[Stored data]
* Begin *
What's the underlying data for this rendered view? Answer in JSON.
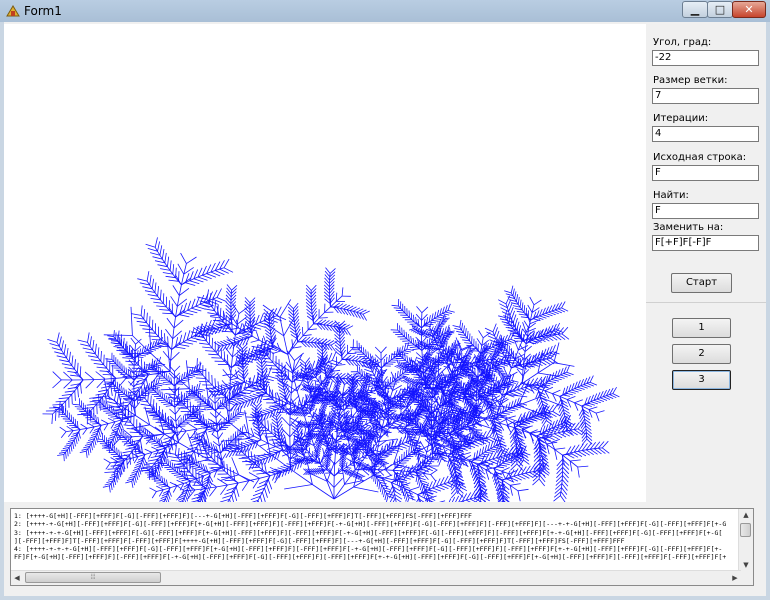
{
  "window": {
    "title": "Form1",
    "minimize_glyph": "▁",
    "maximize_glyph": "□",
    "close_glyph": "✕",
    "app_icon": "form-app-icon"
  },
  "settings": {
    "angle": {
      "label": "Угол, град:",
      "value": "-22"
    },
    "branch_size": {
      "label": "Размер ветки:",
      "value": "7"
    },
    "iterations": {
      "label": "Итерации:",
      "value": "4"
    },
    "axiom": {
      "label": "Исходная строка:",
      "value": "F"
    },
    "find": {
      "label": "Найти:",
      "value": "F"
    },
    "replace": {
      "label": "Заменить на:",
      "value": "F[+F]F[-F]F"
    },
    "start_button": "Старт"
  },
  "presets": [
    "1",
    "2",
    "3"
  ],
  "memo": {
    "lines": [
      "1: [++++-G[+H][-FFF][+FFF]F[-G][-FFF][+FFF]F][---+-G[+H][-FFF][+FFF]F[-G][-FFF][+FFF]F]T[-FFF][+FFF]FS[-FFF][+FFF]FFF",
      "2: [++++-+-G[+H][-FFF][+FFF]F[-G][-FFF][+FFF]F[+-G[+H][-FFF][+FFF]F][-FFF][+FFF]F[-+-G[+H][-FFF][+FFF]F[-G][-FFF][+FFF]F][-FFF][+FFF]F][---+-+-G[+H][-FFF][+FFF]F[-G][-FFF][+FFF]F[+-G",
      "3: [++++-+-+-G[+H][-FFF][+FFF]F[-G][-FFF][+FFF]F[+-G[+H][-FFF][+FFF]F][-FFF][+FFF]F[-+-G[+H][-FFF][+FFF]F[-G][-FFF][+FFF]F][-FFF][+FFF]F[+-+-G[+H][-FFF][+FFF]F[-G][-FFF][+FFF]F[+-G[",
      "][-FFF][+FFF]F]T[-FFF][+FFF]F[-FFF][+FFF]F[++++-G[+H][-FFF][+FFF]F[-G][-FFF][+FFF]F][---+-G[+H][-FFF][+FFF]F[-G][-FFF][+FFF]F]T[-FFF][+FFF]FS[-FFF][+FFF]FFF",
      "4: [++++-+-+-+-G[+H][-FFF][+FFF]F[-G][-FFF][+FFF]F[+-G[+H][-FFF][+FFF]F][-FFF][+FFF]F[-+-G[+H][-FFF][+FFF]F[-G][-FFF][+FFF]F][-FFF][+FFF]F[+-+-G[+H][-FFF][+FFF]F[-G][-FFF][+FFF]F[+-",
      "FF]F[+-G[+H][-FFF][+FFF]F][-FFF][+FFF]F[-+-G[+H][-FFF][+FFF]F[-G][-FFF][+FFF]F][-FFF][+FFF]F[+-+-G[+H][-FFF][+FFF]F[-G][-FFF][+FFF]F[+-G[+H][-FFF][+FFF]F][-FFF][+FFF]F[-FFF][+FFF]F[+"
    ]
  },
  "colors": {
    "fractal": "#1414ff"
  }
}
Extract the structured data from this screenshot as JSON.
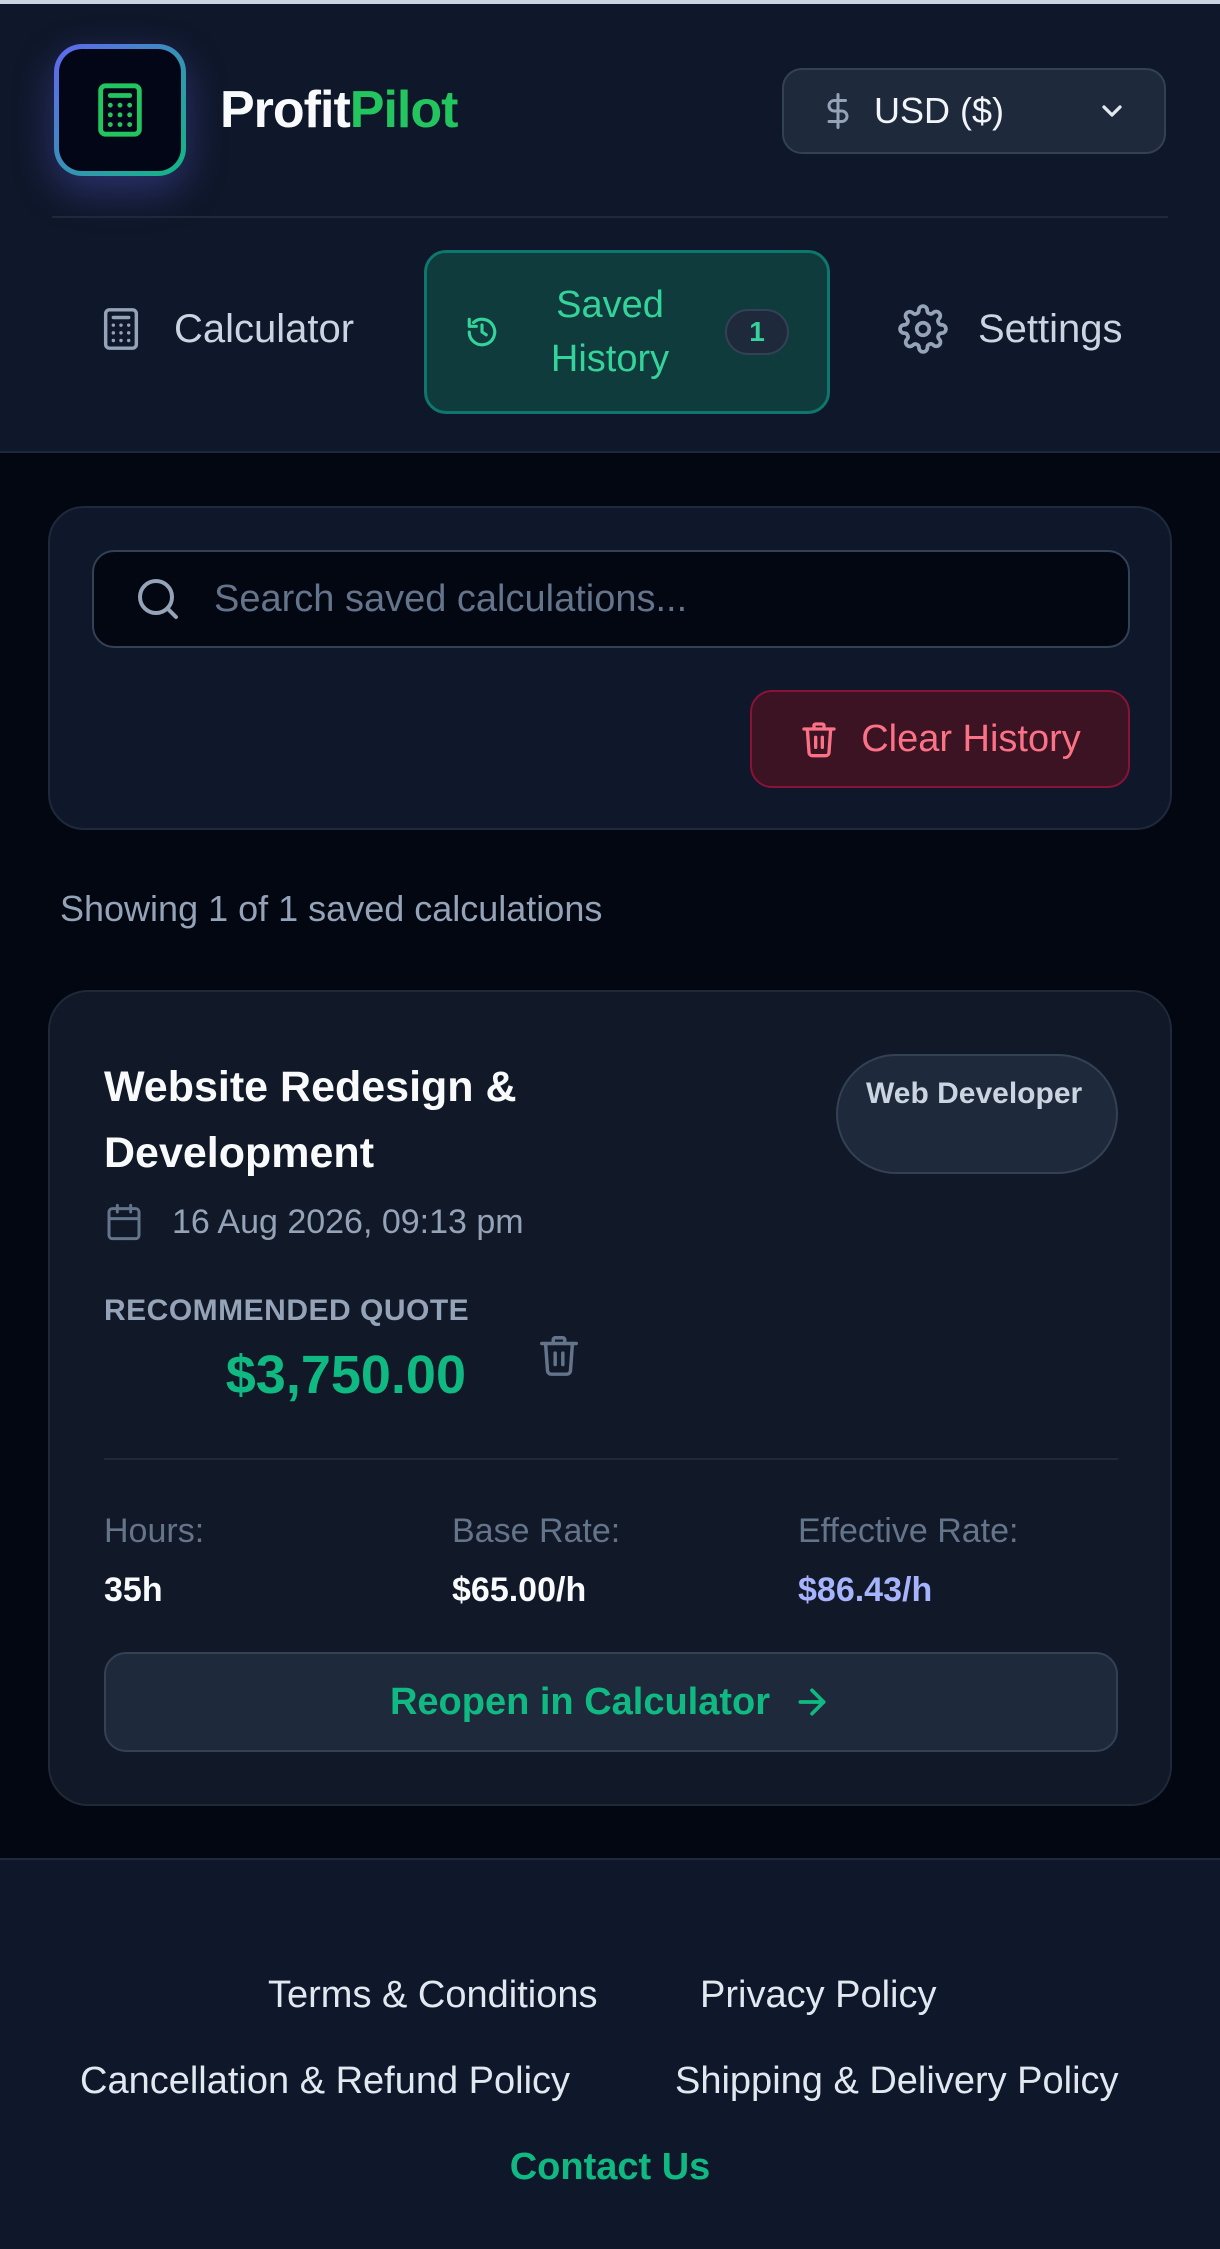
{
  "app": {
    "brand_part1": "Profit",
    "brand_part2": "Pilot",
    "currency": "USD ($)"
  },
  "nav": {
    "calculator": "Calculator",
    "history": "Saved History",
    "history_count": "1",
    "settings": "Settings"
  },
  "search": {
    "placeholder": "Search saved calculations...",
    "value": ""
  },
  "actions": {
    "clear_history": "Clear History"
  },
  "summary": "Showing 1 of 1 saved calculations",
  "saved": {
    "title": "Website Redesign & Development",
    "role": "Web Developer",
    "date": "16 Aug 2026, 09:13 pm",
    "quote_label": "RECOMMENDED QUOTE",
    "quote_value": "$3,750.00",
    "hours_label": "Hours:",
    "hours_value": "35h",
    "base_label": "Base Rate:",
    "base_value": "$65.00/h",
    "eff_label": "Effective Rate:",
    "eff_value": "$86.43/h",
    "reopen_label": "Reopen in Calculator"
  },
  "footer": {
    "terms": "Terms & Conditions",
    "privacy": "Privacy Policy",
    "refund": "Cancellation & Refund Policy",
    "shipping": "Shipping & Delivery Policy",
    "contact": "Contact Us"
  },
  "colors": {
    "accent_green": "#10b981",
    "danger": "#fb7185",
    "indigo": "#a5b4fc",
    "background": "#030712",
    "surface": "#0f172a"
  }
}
* End *
* Begin *
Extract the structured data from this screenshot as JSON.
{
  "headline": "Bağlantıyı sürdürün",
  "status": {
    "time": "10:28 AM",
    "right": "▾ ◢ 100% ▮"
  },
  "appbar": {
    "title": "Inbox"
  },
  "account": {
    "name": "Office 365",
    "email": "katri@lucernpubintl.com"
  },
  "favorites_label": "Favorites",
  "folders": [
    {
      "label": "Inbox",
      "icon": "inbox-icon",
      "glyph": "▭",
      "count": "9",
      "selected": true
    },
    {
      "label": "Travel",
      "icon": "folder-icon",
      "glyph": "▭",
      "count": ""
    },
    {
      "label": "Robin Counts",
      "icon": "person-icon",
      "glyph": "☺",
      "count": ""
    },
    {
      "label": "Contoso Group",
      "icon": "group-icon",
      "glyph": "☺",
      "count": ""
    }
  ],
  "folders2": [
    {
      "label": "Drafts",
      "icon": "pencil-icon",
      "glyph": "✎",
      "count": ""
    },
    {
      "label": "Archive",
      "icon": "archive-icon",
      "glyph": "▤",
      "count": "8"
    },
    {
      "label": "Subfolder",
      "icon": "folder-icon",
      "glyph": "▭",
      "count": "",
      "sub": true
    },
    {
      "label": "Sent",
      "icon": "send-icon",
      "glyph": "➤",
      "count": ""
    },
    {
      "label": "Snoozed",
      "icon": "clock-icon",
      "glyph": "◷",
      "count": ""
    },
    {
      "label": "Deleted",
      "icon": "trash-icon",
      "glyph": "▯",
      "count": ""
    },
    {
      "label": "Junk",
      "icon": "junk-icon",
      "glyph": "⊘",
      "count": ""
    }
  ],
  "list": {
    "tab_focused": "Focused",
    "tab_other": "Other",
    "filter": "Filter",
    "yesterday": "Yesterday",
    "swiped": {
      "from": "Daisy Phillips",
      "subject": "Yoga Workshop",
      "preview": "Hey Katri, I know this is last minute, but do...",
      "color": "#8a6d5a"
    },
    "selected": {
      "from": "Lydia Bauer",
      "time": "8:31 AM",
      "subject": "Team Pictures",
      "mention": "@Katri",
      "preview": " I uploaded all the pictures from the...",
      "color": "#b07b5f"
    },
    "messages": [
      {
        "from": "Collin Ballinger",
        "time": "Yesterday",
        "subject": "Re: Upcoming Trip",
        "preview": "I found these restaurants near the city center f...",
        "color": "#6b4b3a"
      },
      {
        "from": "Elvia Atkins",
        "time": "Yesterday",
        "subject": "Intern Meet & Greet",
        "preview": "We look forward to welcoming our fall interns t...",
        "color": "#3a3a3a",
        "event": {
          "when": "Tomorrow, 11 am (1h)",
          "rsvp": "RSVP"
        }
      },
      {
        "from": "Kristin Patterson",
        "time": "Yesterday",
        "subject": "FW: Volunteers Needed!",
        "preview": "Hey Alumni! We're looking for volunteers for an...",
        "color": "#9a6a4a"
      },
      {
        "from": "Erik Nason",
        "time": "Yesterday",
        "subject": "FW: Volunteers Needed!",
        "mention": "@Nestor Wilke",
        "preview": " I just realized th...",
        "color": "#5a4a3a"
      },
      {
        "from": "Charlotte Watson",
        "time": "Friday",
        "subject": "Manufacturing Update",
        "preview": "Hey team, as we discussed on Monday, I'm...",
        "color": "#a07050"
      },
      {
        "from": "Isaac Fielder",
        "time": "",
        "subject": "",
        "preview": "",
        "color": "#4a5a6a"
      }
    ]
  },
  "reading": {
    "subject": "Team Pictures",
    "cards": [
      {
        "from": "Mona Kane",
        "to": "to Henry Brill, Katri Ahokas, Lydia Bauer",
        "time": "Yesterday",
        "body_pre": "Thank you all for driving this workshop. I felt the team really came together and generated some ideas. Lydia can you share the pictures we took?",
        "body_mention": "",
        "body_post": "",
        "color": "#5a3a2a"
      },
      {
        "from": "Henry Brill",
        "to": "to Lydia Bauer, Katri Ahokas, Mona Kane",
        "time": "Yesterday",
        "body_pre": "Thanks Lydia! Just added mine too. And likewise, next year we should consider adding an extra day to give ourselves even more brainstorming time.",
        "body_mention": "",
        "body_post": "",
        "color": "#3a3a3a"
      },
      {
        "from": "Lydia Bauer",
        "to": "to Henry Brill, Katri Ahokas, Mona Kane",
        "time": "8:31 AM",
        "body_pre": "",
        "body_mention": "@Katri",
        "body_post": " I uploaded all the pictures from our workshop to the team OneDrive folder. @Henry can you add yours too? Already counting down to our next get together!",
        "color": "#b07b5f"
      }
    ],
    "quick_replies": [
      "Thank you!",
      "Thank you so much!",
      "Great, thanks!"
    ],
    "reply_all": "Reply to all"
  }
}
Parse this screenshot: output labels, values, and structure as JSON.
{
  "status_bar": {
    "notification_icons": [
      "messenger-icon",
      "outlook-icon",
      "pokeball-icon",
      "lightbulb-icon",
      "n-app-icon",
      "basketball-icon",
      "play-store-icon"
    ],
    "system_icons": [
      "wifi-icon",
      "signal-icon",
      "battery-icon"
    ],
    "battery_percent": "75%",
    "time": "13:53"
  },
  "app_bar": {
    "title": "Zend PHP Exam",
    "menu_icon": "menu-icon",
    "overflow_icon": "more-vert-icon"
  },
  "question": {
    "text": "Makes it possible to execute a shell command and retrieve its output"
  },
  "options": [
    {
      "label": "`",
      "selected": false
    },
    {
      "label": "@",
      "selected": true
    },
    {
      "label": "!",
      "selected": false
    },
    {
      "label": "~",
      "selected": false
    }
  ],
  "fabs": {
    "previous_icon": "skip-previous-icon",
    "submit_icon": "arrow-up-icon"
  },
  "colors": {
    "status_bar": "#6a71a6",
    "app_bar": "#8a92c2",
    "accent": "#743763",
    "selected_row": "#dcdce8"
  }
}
* End *
**PROMPT:**
Answer with one number: how many lines of the entries above include the word "calculations".

**RESULT OF THE EXERCISE:**
2